*TASK BRIEF*. Read the records below. Copy each line where the string "Agent" occurs.

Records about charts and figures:
-=-=-

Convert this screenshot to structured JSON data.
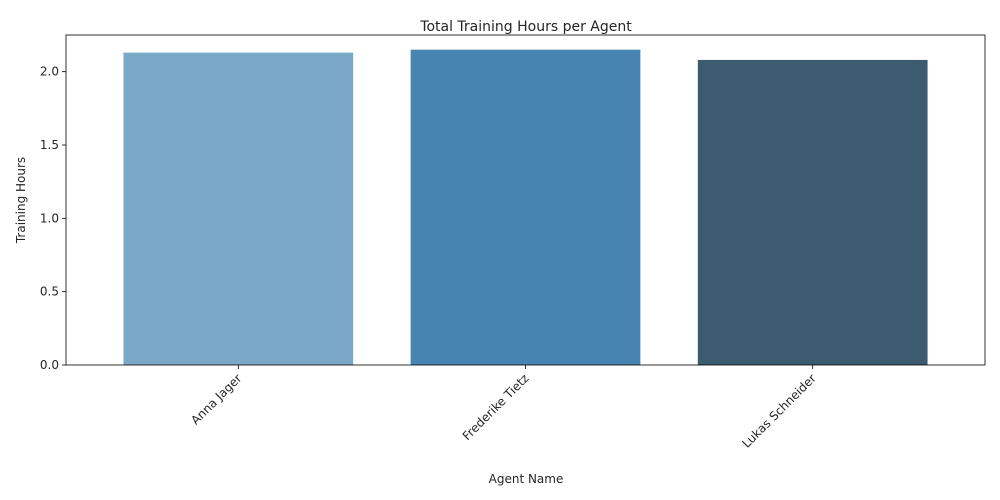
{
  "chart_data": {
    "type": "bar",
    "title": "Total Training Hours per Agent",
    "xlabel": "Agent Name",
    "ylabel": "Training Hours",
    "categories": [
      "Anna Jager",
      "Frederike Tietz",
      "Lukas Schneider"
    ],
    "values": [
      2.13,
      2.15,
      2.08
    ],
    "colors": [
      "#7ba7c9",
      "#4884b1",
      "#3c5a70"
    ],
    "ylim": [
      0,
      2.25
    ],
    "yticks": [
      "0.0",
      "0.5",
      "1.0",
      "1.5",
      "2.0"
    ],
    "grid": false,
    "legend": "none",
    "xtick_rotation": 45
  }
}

-=-=-

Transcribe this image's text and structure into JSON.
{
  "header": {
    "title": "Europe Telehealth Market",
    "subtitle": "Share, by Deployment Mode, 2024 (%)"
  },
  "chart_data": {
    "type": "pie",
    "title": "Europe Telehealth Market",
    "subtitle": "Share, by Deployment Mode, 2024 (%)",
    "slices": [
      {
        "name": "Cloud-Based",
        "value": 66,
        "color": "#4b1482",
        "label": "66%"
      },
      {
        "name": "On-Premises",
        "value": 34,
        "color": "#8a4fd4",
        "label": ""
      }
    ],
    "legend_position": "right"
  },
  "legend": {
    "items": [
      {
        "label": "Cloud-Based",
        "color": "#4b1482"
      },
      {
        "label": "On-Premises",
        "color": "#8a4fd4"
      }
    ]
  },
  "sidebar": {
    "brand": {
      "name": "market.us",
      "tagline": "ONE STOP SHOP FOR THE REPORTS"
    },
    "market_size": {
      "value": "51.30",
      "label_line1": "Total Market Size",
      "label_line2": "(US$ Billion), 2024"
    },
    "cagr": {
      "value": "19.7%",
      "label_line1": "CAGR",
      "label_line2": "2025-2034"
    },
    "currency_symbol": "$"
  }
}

-=-=-

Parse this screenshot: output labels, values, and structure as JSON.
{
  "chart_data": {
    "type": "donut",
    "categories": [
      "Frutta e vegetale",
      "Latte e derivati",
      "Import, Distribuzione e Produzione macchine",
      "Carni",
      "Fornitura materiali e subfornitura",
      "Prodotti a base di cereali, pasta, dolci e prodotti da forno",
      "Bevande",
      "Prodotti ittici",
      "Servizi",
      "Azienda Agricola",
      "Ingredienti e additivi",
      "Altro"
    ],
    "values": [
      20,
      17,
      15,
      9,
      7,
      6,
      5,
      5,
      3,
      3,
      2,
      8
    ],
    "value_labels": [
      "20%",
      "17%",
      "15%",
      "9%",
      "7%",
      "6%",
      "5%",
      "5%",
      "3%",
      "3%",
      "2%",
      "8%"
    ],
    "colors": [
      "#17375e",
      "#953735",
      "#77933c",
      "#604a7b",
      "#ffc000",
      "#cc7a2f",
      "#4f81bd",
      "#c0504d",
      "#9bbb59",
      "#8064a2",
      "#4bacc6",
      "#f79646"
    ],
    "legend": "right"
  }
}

-=-=-

*OUTPUT BELOW*.
    "title": "Total Training Hours per Agent",
    "xlabel": "Agent Name",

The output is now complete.